##### DATASET CONTENT #####
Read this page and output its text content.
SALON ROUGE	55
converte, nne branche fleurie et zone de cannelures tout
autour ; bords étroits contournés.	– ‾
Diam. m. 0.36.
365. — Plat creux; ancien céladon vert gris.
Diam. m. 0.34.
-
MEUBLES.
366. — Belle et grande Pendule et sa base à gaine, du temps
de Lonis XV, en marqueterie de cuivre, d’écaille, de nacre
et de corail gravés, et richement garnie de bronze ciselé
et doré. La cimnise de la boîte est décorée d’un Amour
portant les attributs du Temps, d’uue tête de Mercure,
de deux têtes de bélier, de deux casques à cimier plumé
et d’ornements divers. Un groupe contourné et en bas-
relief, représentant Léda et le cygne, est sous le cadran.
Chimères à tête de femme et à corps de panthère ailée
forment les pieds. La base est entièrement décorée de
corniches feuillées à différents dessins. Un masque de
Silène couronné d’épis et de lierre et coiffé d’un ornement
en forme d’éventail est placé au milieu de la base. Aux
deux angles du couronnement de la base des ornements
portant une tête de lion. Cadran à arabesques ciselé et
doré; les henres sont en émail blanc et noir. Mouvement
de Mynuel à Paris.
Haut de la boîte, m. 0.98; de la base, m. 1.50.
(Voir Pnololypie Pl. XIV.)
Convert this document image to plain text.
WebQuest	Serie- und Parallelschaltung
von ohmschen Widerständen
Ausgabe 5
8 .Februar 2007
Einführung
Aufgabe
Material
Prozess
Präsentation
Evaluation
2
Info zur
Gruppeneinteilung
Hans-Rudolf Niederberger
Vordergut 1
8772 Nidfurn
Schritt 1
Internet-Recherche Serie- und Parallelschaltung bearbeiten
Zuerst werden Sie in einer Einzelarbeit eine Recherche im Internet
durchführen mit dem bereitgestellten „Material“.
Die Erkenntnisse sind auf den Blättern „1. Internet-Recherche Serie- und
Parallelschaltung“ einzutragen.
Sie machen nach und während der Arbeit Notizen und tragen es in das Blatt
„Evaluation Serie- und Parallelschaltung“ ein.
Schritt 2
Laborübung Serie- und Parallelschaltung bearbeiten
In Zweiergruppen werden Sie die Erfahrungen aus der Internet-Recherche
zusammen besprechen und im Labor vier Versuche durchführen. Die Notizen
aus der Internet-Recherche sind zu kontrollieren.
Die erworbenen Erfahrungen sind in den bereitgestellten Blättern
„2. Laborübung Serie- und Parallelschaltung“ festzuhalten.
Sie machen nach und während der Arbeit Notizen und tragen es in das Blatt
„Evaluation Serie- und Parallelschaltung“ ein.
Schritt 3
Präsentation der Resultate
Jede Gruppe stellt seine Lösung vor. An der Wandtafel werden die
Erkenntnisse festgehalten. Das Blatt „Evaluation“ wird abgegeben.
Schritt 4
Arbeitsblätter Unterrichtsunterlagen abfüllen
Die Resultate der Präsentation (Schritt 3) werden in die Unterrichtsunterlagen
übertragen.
#####
SET TASK →
Write out the material exactly as given.

RESPONSE TO THE EXERCISE →
Read this page and output its text content.
SALON ROUGE	55
converte, nne branche fleurie et zone de cannelures tout
autour ; bords étroits contournés.	– ‾
Diam. m. 0.36.
365. — Plat creux; ancien céladon vert gris.
Diam. m. 0.34.
-
MEUBLES.
366. — Belle et grande Pendule et sa base à gaine, du temps
de Lonis XV, en marqueterie de cuivre, d’écaille, de nacre
et de corail gravés, et richement garnie de bronze ciselé
et doré. La cimnise de la boîte est décorée d’un Amour
portant les attributs du Temps, d’uue tête de Mercure,
de deux têtes de bélier, de deux casques à cimier plumé
et d’ornements divers. Un groupe contourné et en bas-
relief, représentant Léda et le cygne, est sous le cadran.
Chimères à tête de femme et à corps de panthère ailée
forment les pieds. La base est entièrement décorée de
corniches feuillées à différents dessins. Un masque de
Silène couronné d’épis et de lierre et coiffé d’un ornement
en forme d’éventail est placé au milieu de la base. Aux
deux angles du couronnement de la base des ornements
portant une tête de lion. Cadran à arabesques ciselé et
doré; les henres sont en émail blanc et noir. Mouvement
de Mynuel à Paris.
Haut de la boîte, m. 0.98; de la base, m. 1.50.
(Voir Pnololypie Pl. XIV.)
Convert this document image to plain text.
WebQuest	Serie- und Parallelschaltung
von ohmschen Widerständen
Ausgabe 5
8 .Februar 2007
Einführung
Aufgabe
Material
Prozess
Präsentation
Evaluation
2
Info zur
Gruppeneinteilung
Hans-Rudolf Niederberger
Vordergut 1
8772 Nidfurn
Schritt 1
Internet-Recherche Serie- und Parallelschaltung bearbeiten
Zuerst werden Sie in einer Einzelarbeit eine Recherche im Internet
durchführen mit dem bereitgestellten „Material“.
Die Erkenntnisse sind auf den Blättern „1. Internet-Recherche Serie- und
Parallelschaltung“ einzutragen.
Sie machen nach und während der Arbeit Notizen und tragen es in das Blatt
„Evaluation Serie- und Parallelschaltung“ ein.
Schritt 2
Laborübung Serie- und Parallelschaltung bearbeiten
In Zweiergruppen werden Sie die Erfahrungen aus der Internet-Recherche
zusammen besprechen und im Labor vier Versuche durchführen. Die Notizen
aus der Internet-Recherche sind zu kontrollieren.
Die erworbenen Erfahrungen sind in den bereitgestellten Blättern
„2. Laborübung Serie- und Parallelschaltung“ festzuhalten.
Sie machen nach und während der Arbeit Notizen und tragen es in das Blatt
„Evaluation Serie- und Parallelschaltung“ ein.
Schritt 3
Präsentation der Resultate
Jede Gruppe stellt seine Lösung vor. An der Wandtafel werden die
Erkenntnisse festgehalten. Das Blatt „Evaluation“ wird abgegeben.
Schritt 4
Arbeitsblätter Unterrichtsunterlagen abfüllen
Die Resultate der Präsentation (Schritt 3) werden in die Unterrichtsunterlagen
übertragen.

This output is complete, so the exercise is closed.